EXERCISE OBJECTIVE>
Gather every line in the rows below that contains the string "wine", and copy each one.

***** PROVIDED DATA *****

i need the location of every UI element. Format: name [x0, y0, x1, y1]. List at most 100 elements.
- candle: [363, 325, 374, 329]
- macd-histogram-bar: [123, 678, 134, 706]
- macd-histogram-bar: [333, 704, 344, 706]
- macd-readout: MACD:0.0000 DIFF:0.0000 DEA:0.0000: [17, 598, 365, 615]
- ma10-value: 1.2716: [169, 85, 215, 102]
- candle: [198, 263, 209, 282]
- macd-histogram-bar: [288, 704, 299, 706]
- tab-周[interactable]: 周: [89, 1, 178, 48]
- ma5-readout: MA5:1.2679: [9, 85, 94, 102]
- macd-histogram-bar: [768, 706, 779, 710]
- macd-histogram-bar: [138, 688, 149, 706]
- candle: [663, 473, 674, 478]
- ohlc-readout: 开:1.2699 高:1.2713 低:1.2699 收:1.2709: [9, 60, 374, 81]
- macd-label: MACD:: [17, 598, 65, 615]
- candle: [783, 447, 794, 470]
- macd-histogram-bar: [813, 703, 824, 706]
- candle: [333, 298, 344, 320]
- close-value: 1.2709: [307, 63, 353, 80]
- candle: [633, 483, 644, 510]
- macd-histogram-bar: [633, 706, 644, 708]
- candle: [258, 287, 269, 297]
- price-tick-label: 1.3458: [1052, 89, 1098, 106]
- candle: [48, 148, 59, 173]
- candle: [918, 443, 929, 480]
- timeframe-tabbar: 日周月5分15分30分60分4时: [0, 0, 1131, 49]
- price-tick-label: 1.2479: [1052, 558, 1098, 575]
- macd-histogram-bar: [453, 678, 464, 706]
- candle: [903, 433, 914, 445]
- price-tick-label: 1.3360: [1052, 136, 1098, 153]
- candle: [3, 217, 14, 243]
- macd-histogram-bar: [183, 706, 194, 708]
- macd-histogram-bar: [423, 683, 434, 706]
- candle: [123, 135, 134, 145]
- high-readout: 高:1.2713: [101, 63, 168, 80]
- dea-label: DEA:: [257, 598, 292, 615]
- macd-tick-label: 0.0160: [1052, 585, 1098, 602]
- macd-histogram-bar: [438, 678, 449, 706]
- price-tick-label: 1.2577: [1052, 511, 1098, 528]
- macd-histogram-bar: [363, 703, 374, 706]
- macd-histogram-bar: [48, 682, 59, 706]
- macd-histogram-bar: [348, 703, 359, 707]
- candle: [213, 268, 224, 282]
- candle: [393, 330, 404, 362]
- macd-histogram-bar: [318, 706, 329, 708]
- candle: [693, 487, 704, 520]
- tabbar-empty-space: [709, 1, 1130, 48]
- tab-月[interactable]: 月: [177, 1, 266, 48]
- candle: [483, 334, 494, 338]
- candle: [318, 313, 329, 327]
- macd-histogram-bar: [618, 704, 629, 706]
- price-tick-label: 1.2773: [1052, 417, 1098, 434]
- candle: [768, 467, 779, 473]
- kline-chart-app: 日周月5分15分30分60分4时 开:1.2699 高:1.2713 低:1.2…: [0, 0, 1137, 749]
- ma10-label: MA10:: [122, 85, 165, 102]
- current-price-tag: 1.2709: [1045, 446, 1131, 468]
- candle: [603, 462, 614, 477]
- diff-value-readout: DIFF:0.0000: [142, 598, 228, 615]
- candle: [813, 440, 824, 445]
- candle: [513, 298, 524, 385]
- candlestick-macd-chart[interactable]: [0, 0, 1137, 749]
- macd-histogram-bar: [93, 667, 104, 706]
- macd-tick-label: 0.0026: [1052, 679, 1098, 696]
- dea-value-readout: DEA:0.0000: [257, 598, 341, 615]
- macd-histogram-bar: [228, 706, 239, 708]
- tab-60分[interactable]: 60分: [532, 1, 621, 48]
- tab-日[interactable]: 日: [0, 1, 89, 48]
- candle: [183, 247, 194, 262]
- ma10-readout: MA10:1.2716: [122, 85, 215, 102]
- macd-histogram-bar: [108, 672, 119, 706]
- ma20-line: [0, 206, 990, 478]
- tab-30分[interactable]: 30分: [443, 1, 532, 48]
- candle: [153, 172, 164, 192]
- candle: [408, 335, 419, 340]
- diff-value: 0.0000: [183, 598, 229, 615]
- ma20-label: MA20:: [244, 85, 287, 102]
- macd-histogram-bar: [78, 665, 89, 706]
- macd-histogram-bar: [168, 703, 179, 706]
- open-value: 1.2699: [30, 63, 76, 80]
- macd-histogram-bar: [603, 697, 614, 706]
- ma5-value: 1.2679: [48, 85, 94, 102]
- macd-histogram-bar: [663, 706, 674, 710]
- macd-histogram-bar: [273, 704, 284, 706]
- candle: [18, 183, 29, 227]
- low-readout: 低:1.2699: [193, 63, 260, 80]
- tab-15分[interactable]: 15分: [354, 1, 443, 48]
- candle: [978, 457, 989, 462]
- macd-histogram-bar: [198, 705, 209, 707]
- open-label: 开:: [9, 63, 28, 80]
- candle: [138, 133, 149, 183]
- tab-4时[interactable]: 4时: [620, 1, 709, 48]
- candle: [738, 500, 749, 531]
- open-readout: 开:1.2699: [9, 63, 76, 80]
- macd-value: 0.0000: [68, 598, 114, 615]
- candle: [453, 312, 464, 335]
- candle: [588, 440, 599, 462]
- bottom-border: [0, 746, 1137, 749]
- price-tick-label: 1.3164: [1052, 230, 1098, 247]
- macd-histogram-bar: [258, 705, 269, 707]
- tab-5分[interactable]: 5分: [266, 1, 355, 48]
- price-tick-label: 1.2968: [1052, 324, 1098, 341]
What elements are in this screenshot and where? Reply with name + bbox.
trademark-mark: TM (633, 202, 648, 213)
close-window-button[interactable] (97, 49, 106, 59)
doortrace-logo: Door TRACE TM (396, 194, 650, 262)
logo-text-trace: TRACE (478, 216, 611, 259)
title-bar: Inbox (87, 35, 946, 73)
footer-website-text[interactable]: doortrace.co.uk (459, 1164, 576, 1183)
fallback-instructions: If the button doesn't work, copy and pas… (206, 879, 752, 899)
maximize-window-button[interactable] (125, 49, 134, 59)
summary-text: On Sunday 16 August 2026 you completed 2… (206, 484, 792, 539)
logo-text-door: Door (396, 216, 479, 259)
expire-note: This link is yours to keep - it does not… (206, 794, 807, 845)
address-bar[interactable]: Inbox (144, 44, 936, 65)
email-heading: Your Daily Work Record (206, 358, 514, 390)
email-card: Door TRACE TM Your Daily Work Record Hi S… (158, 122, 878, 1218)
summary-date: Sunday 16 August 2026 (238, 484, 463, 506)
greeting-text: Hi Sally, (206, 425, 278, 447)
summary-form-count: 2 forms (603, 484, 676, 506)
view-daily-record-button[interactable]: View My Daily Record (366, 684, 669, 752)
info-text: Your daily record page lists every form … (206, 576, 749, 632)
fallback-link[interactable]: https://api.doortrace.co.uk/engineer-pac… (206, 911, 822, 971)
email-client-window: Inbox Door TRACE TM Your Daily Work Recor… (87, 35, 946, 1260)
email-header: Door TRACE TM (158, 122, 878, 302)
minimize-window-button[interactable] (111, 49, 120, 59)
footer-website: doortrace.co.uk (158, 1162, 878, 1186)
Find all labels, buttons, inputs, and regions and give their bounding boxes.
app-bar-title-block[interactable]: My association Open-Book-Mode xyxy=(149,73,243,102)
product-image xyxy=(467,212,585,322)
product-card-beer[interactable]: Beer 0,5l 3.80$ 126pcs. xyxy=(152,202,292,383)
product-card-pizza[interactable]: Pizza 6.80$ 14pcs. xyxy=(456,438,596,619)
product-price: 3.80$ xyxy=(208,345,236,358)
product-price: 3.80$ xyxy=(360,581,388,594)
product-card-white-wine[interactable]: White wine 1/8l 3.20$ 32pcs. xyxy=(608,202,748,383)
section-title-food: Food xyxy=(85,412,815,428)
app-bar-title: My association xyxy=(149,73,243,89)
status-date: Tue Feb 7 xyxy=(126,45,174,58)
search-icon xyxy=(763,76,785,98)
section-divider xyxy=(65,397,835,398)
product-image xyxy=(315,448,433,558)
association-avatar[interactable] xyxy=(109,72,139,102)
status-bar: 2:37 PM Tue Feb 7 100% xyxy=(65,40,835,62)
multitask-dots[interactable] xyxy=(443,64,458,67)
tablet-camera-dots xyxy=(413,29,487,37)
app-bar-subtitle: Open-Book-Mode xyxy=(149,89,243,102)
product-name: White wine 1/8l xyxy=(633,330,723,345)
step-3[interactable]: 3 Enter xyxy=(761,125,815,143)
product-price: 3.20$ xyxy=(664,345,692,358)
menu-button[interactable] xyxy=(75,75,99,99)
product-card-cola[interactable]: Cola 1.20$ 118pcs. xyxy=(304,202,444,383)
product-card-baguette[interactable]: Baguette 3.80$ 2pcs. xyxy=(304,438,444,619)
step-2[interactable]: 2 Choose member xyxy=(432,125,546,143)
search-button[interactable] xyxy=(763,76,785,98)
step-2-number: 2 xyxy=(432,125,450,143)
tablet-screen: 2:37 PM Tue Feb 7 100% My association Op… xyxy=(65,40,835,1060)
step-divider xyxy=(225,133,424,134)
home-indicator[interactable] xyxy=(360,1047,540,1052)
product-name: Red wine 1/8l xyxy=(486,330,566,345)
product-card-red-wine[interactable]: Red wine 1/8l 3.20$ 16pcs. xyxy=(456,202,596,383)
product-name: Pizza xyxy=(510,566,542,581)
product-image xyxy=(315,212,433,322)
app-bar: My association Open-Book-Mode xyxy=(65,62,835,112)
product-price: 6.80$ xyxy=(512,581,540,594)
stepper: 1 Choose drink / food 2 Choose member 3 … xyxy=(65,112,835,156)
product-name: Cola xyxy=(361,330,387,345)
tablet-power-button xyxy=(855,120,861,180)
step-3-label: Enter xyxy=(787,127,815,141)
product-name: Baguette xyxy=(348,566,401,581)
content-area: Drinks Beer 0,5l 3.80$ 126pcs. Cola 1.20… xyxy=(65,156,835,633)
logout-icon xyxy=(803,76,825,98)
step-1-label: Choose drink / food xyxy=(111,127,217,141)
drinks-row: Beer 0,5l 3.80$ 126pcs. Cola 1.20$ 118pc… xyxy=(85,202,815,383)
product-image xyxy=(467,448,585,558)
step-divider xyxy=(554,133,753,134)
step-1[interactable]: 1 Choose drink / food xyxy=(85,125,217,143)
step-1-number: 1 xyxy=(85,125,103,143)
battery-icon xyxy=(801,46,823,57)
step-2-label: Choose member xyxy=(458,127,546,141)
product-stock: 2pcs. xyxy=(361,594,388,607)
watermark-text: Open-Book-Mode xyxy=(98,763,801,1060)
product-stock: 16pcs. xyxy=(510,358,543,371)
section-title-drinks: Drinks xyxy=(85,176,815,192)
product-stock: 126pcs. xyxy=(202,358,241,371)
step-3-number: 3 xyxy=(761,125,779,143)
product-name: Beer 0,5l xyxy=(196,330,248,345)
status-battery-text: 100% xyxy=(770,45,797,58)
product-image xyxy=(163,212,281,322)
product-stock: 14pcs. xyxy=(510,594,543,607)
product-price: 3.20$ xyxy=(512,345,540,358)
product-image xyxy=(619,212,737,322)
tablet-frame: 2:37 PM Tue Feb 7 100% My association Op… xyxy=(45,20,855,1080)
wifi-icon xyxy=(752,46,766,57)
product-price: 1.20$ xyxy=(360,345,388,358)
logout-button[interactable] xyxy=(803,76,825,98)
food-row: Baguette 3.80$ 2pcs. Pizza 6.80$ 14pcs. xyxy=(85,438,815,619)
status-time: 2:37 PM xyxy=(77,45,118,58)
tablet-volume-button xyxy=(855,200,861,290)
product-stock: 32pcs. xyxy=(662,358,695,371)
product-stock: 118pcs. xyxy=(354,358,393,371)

*****

EXERCISE RESPONSE>
product-card-white-wine[interactable]: White wine 1/8l 3.20$ 32pcs. xyxy=(608,202,748,383)
product-name: White wine 1/8l xyxy=(633,330,723,345)
product-name: Red wine 1/8l xyxy=(486,330,566,345)
product-card-red-wine[interactable]: Red wine 1/8l 3.20$ 16pcs. xyxy=(456,202,596,383)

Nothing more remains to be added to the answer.